■ Task description
Give back the records below exactly, every one, with no pictures.

═════ Data

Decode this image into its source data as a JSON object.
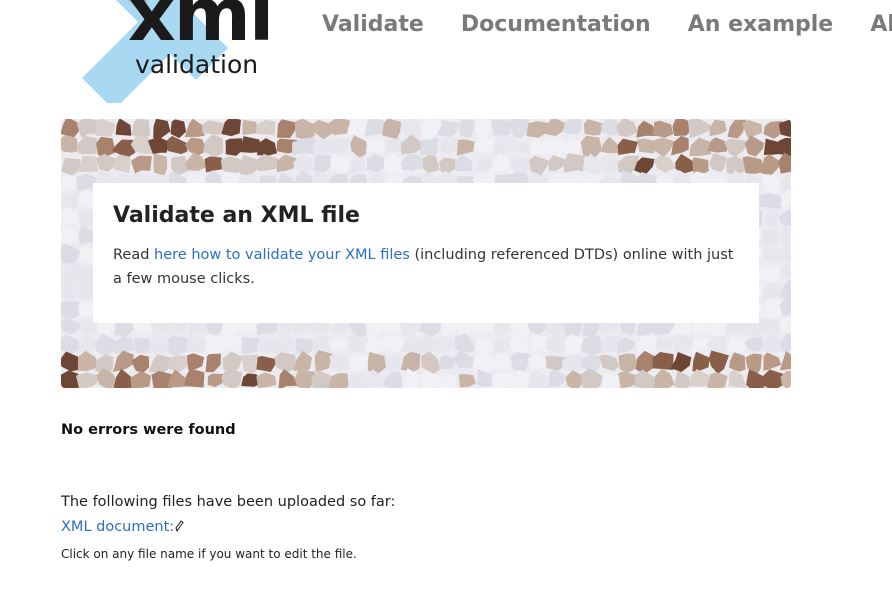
{
  "logo": {
    "word": "xml",
    "subtitle": "validation",
    "x_color": "#a9d9f2"
  },
  "nav": {
    "items": [
      "Validate",
      "Documentation",
      "An example",
      "About"
    ]
  },
  "hero": {
    "title": "Validate an XML file",
    "text_before": "Read ",
    "link_text": "here how to validate your XML files",
    "text_after": " (including referenced DTDs) online with just a few mouse clicks."
  },
  "result": {
    "status": "No errors were found",
    "uploaded_label": "The following files have been uploaded so far:",
    "file_link": "XML document:",
    "hint": "Click on any file name if you want to edit the file."
  },
  "colors": {
    "link": "#2a6fcb",
    "nav": "#7a7a7a",
    "text": "#222222"
  },
  "icons": {
    "edit": "pencil-icon"
  }
}
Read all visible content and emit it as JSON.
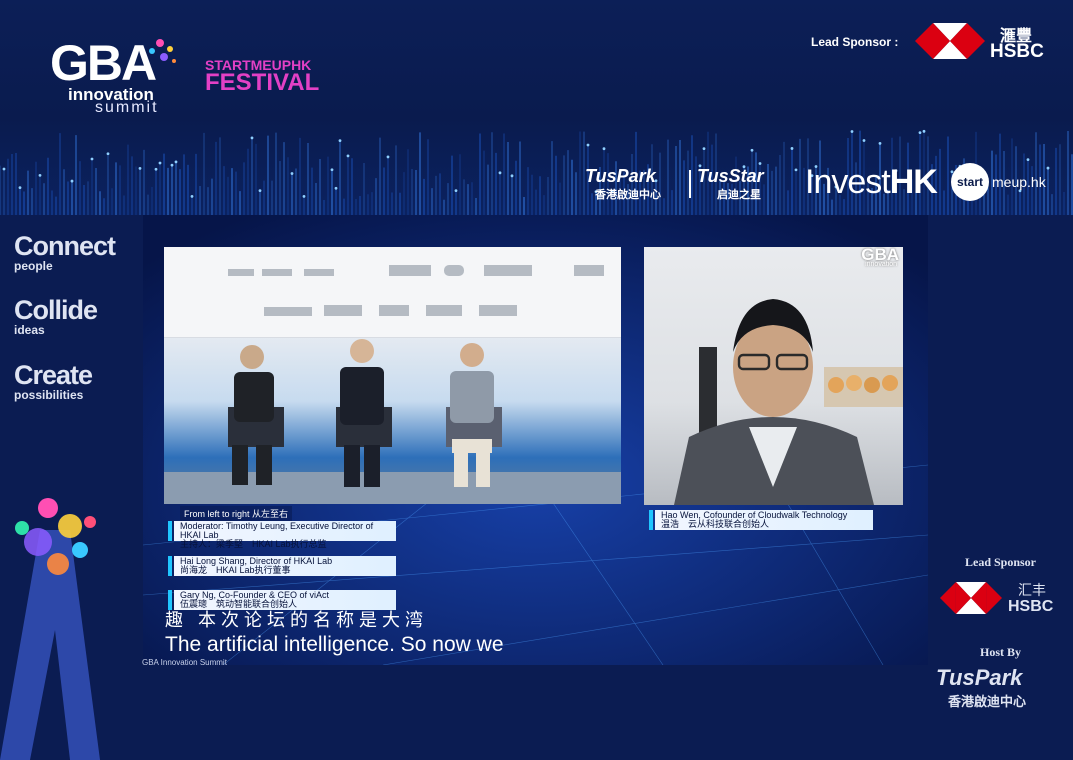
{
  "header": {
    "gba_logo_main": "GBA",
    "gba_logo_line2": "innovation",
    "gba_logo_line3": "summit",
    "festival_line1": "STARTMEUPHK",
    "festival_line2": "FESTIVAL",
    "lead_sponsor_label": "Lead Sponsor :",
    "hsbc_cn": "滙豐",
    "hsbc_en": "HSBC",
    "tuspark": "TusPark",
    "tuspark_cn": "香港啟迪中心",
    "tusstar": "TusStar",
    "tusstar_cn": "启迪之星",
    "investhk_light": "Invest",
    "investhk_bold": "HK",
    "start_circle": "start",
    "startmeup": "meup.hk"
  },
  "left_taglines": [
    {
      "big": "Connect",
      "small": "people"
    },
    {
      "big": "Collide",
      "small": "ideas"
    },
    {
      "big": "Create",
      "small": "possibilities"
    }
  ],
  "right_sidebar": {
    "lead_sponsor_label": "Lead Sponsor",
    "hsbc_cn": "汇丰",
    "hsbc_en": "HSBC",
    "host_label": "Host By",
    "host_name": "TusPark",
    "host_cn": "香港啟迪中心"
  },
  "video": {
    "gba_watermark": "GBA",
    "gba_watermark_sub": "innovation",
    "caption_heading": "From left to right 从左至右",
    "panelists": [
      {
        "en": "Moderator: Timothy Leung, Executive Director of HKAI Lab",
        "cn": "主持人：梁季堅　HKAI Lab执行总监"
      },
      {
        "en": "Hai Long Shang, Director of HKAI Lab",
        "cn": "尚海龙　HKAI Lab执行董事"
      },
      {
        "en": "Gary Ng, Co-Founder & CEO of viAct",
        "cn": "伍震璁　筑动智能联合创始人"
      }
    ],
    "guest": {
      "en": "Hao Wen, Cofounder of Cloudwalk Technology",
      "cn": "温浩　云从科技联合创始人"
    },
    "subtitle_cn": "趣 本次论坛的名称是大湾",
    "subtitle_en": "The artificial intelligence. So now we",
    "watermark": "GBA Innovation Summit"
  },
  "colors": {
    "background": "#0a1a4a",
    "festival_pink": "#e340c5",
    "hsbc_red": "#db0011",
    "caption_cyan": "#20c6ff"
  }
}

══════════

■ Expected answer
Decode this image into its source data as a JSON object.
{
  "logo": {
    "word": "xml",
    "subtitle": "validation",
    "x_color": "#a9d9f2"
  },
  "nav": {
    "items": [
      "Validate",
      "Documentation",
      "An example",
      "About"
    ]
  },
  "hero": {
    "title": "Validate an XML file",
    "text_before": "Read ",
    "link_text": "here how to validate your XML files",
    "text_after": " (including referenced DTDs) online with just a few mouse clicks."
  },
  "result": {
    "status": "No errors were found",
    "uploaded_label": "The following files have been uploaded so far:",
    "file_link": "XML document:",
    "hint": "Click on any file name if you want to edit the file."
  },
  "colors": {
    "link": "#2a6fcb",
    "nav": "#7a7a7a",
    "text": "#222222"
  },
  "icons": {
    "edit": "pencil-icon"
  }
}
Read all visible content and emit it as JSON.
{
  "header": {
    "gba_logo_main": "GBA",
    "gba_logo_line2": "innovation",
    "gba_logo_line3": "summit",
    "festival_line1": "STARTMEUPHK",
    "festival_line2": "FESTIVAL",
    "lead_sponsor_label": "Lead Sponsor :",
    "hsbc_cn": "滙豐",
    "hsbc_en": "HSBC",
    "tuspark": "TusPark",
    "tuspark_cn": "香港啟迪中心",
    "tusstar": "TusStar",
    "tusstar_cn": "启迪之星",
    "investhk_light": "Invest",
    "investhk_bold": "HK",
    "start_circle": "start",
    "startmeup": "meup.hk"
  },
  "left_taglines": [
    {
      "big": "Connect",
      "small": "people"
    },
    {
      "big": "Collide",
      "small": "ideas"
    },
    {
      "big": "Create",
      "small": "possibilities"
    }
  ],
  "right_sidebar": {
    "lead_sponsor_label": "Lead Sponsor",
    "hsbc_cn": "汇丰",
    "hsbc_en": "HSBC",
    "host_label": "Host By",
    "host_name": "TusPark",
    "host_cn": "香港啟迪中心"
  },
  "video": {
    "gba_watermark": "GBA",
    "gba_watermark_sub": "innovation",
    "caption_heading": "From left to right 从左至右",
    "panelists": [
      {
        "en": "Moderator: Timothy Leung, Executive Director of HKAI Lab",
        "cn": "主持人：梁季堅　HKAI Lab执行总监"
      },
      {
        "en": "Hai Long Shang, Director of HKAI Lab",
        "cn": "尚海龙　HKAI Lab执行董事"
      },
      {
        "en": "Gary Ng, Co-Founder & CEO of viAct",
        "cn": "伍震璁　筑动智能联合创始人"
      }
    ],
    "guest": {
      "en": "Hao Wen, Cofounder of Cloudwalk Technology",
      "cn": "温浩　云从科技联合创始人"
    },
    "subtitle_cn": "趣 本次论坛的名称是大湾",
    "subtitle_en": "The artificial intelligence. So now we",
    "watermark": "GBA Innovation Summit"
  },
  "colors": {
    "background": "#0a1a4a",
    "festival_pink": "#e340c5",
    "hsbc_red": "#db0011",
    "caption_cyan": "#20c6ff"
  }
}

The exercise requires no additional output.